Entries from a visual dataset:

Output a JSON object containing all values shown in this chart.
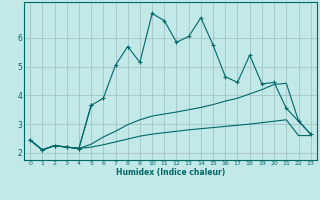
{
  "xlabel": "Humidex (Indice chaleur)",
  "background_color": "#c2e8e8",
  "grid_color": "#9dbebe",
  "line_color": "#006868",
  "x_values": [
    0,
    1,
    2,
    3,
    4,
    5,
    6,
    7,
    8,
    9,
    10,
    11,
    12,
    13,
    14,
    15,
    16,
    17,
    18,
    19,
    20,
    21,
    22,
    23
  ],
  "series_main": [
    2.45,
    2.1,
    2.25,
    2.2,
    2.15,
    3.65,
    3.9,
    5.05,
    5.7,
    5.15,
    6.85,
    6.6,
    5.85,
    6.05,
    6.7,
    5.75,
    4.65,
    4.45,
    5.4,
    4.4,
    4.45,
    3.55,
    3.1,
    2.65
  ],
  "series_upper": [
    2.45,
    2.1,
    2.25,
    2.2,
    2.15,
    2.3,
    2.55,
    2.75,
    2.98,
    3.15,
    3.28,
    3.35,
    3.42,
    3.5,
    3.58,
    3.68,
    3.8,
    3.9,
    4.05,
    4.2,
    4.38,
    4.42,
    3.12,
    2.65
  ],
  "series_lower": [
    2.45,
    2.1,
    2.25,
    2.2,
    2.15,
    2.2,
    2.28,
    2.38,
    2.48,
    2.58,
    2.65,
    2.7,
    2.75,
    2.8,
    2.84,
    2.88,
    2.92,
    2.96,
    3.0,
    3.05,
    3.1,
    3.15,
    2.6,
    2.6
  ],
  "series_short": [
    2.45,
    2.1,
    2.25,
    2.2,
    2.15,
    3.65
  ],
  "x_short": [
    0,
    1,
    2,
    3,
    4,
    5
  ],
  "ylim": [
    1.75,
    7.25
  ],
  "xlim": [
    -0.5,
    23.5
  ],
  "yticks": [
    2,
    3,
    4,
    5,
    6
  ],
  "xticks": [
    0,
    1,
    2,
    3,
    4,
    5,
    6,
    7,
    8,
    9,
    10,
    11,
    12,
    13,
    14,
    15,
    16,
    17,
    18,
    19,
    20,
    21,
    22,
    23
  ]
}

=== WHAT THIS TASK INVOLVES ===
Repeat every record above exactly, but leave out any pictures.

=== SOLUTION TO THE PROBLEM ===
Output a JSON object containing all values shown in this chart.
{
  "xlabel": "Humidex (Indice chaleur)",
  "background_color": "#c2e8e8",
  "grid_color": "#9dbebe",
  "line_color": "#006868",
  "x_values": [
    0,
    1,
    2,
    3,
    4,
    5,
    6,
    7,
    8,
    9,
    10,
    11,
    12,
    13,
    14,
    15,
    16,
    17,
    18,
    19,
    20,
    21,
    22,
    23
  ],
  "series_main": [
    2.45,
    2.1,
    2.25,
    2.2,
    2.15,
    3.65,
    3.9,
    5.05,
    5.7,
    5.15,
    6.85,
    6.6,
    5.85,
    6.05,
    6.7,
    5.75,
    4.65,
    4.45,
    5.4,
    4.4,
    4.45,
    3.55,
    3.1,
    2.65
  ],
  "series_upper": [
    2.45,
    2.1,
    2.25,
    2.2,
    2.15,
    2.3,
    2.55,
    2.75,
    2.98,
    3.15,
    3.28,
    3.35,
    3.42,
    3.5,
    3.58,
    3.68,
    3.8,
    3.9,
    4.05,
    4.2,
    4.38,
    4.42,
    3.12,
    2.65
  ],
  "series_lower": [
    2.45,
    2.1,
    2.25,
    2.2,
    2.15,
    2.2,
    2.28,
    2.38,
    2.48,
    2.58,
    2.65,
    2.7,
    2.75,
    2.8,
    2.84,
    2.88,
    2.92,
    2.96,
    3.0,
    3.05,
    3.1,
    3.15,
    2.6,
    2.6
  ],
  "series_short": [
    2.45,
    2.1,
    2.25,
    2.2,
    2.15,
    3.65
  ],
  "x_short": [
    0,
    1,
    2,
    3,
    4,
    5
  ],
  "ylim": [
    1.75,
    7.25
  ],
  "xlim": [
    -0.5,
    23.5
  ],
  "yticks": [
    2,
    3,
    4,
    5,
    6
  ],
  "xticks": [
    0,
    1,
    2,
    3,
    4,
    5,
    6,
    7,
    8,
    9,
    10,
    11,
    12,
    13,
    14,
    15,
    16,
    17,
    18,
    19,
    20,
    21,
    22,
    23
  ]
}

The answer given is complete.